----- Entries
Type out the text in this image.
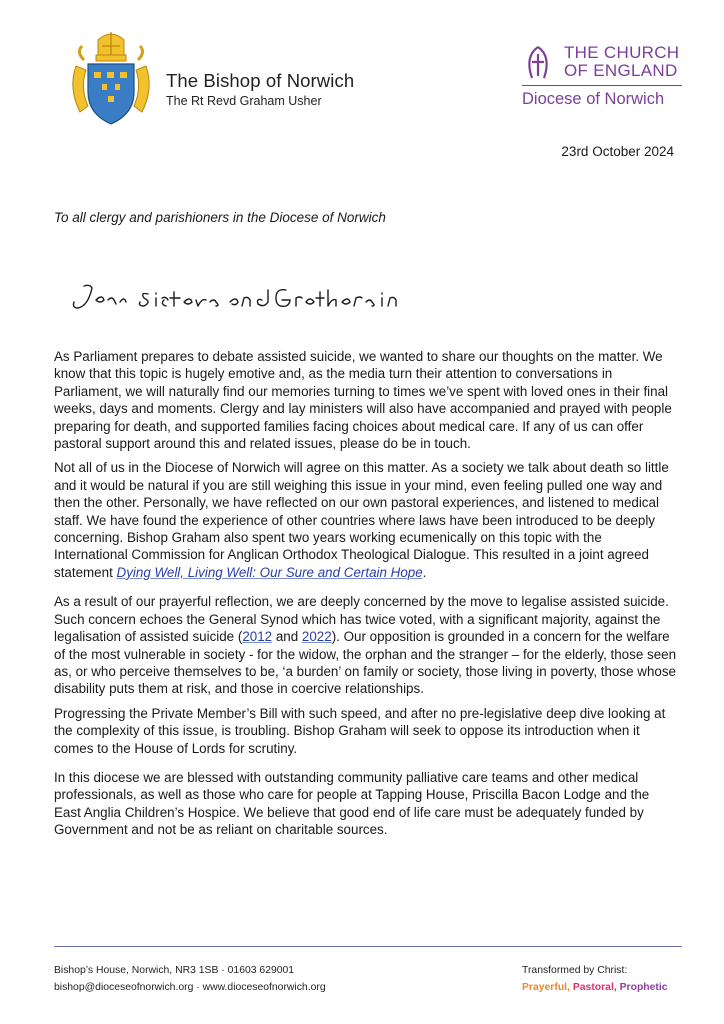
The Bishop of Norwich
The Rt Revd Graham Usher
THE CHURCH
OF ENGLAND
Diocese of Norwich
23rd October 2024
To all clergy and parishioners in the Diocese of Norwich

As Parliament prepares to debate assisted suicide, we wanted to share our thoughts on the matter. We know that this topic is hugely emotive and, as the media turn their attention to conversations in Parliament, we will naturally find our memories turning to times we’ve spent with loved ones in their final weeks, days and moments. Clergy and lay ministers will also have accompanied and prayed with people preparing for death, and supported families facing choices about medical care. If any of us can offer pastoral support around this and related issues, please do be in touch.

Not all of us in the Diocese of Norwich will agree on this matter. As a society we talk about death so little and it would be natural if you are still weighing this issue in your mind, even feeling pulled one way and then the other. Personally, we have reflected on our own pastoral experiences, and listened to medical staff. We have found the experience of other countries where laws have been introduced to be deeply concerning. Bishop Graham also spent two years working ecumenically on this topic with the International Commission for Anglican Orthodox Theological Dialogue. This resulted in a joint agreed statement Dying Well, Living Well: Our Sure and Certain Hope.

As a result of our prayerful reflection, we are deeply concerned by the move to legalise assisted suicide. Such concern echoes the General Synod which has twice voted, with a significant majority, against the legalisation of assisted suicide (2012 and 2022). Our opposition is grounded in a concern for the welfare of the most vulnerable in society - for the widow, the orphan and the stranger – for the elderly, those seen as, or who perceive themselves to be, ‘a burden’ on family or society, those living in poverty, those whose disability puts them at risk, and those in coercive relationships.

Progressing the Private Member’s Bill with such speed, and after no pre-legislative deep dive looking at the complexity of this issue, is troubling. Bishop Graham will seek to oppose its introduction when it comes to the House of Lords for scrutiny.

In this diocese we are blessed with outstanding community palliative care teams and other medical professionals, as well as those who care for people at Tapping House, Priscilla Bacon Lodge and the East Anglia Children’s Hospice. We believe that good end of life care must be adequately funded by Government and not be as reliant on charitable sources.

Bishop’s House, Norwich, NR3 1SB · 01603 629001
bishop@dioceseofnorwich.org · www.dioceseofnorwich.org
Transformed by Christ:
Prayerful, Pastoral, Prophetic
----------
What is being asked. Without including any pictures, reproduce the listing exactly.

Finished exercise.
Type out the text in this image.
The Bishop of Norwich
The Rt Revd Graham Usher
THE CHURCH
OF ENGLAND
Diocese of Norwich
23rd October 2024
To all clergy and parishioners in the Diocese of Norwich

As Parliament prepares to debate assisted suicide, we wanted to share our thoughts on the matter. We know that this topic is hugely emotive and, as the media turn their attention to conversations in Parliament, we will naturally find our memories turning to times we’ve spent with loved ones in their final weeks, days and moments. Clergy and lay ministers will also have accompanied and prayed with people preparing for death, and supported families facing choices about medical care. If any of us can offer pastoral support around this and related issues, please do be in touch.

Not all of us in the Diocese of Norwich will agree on this matter. As a society we talk about death so little and it would be natural if you are still weighing this issue in your mind, even feeling pulled one way and then the other. Personally, we have reflected on our own pastoral experiences, and listened to medical staff. We have found the experience of other countries where laws have been introduced to be deeply concerning. Bishop Graham also spent two years working ecumenically on this topic with the International Commission for Anglican Orthodox Theological Dialogue. This resulted in a joint agreed statement Dying Well, Living Well: Our Sure and Certain Hope.

As a result of our prayerful reflection, we are deeply concerned by the move to legalise assisted suicide. Such concern echoes the General Synod which has twice voted, with a significant majority, against the legalisation of assisted suicide (2012 and 2022). Our opposition is grounded in a concern for the welfare of the most vulnerable in society - for the widow, the orphan and the stranger – for the elderly, those seen as, or who perceive themselves to be, ‘a burden’ on family or society, those living in poverty, those whose disability puts them at risk, and those in coercive relationships.

Progressing the Private Member’s Bill with such speed, and after no pre-legislative deep dive looking at the complexity of this issue, is troubling. Bishop Graham will seek to oppose its introduction when it comes to the House of Lords for scrutiny.

In this diocese we are blessed with outstanding community palliative care teams and other medical professionals, as well as those who care for people at Tapping House, Priscilla Bacon Lodge and the East Anglia Children’s Hospice. We believe that good end of life care must be adequately funded by Government and not be as reliant on charitable sources.

Bishop’s House, Norwich, NR3 1SB · 01603 629001
bishop@dioceseofnorwich.org · www.dioceseofnorwich.org
Transformed by Christ:
Prayerful, Pastoral, Prophetic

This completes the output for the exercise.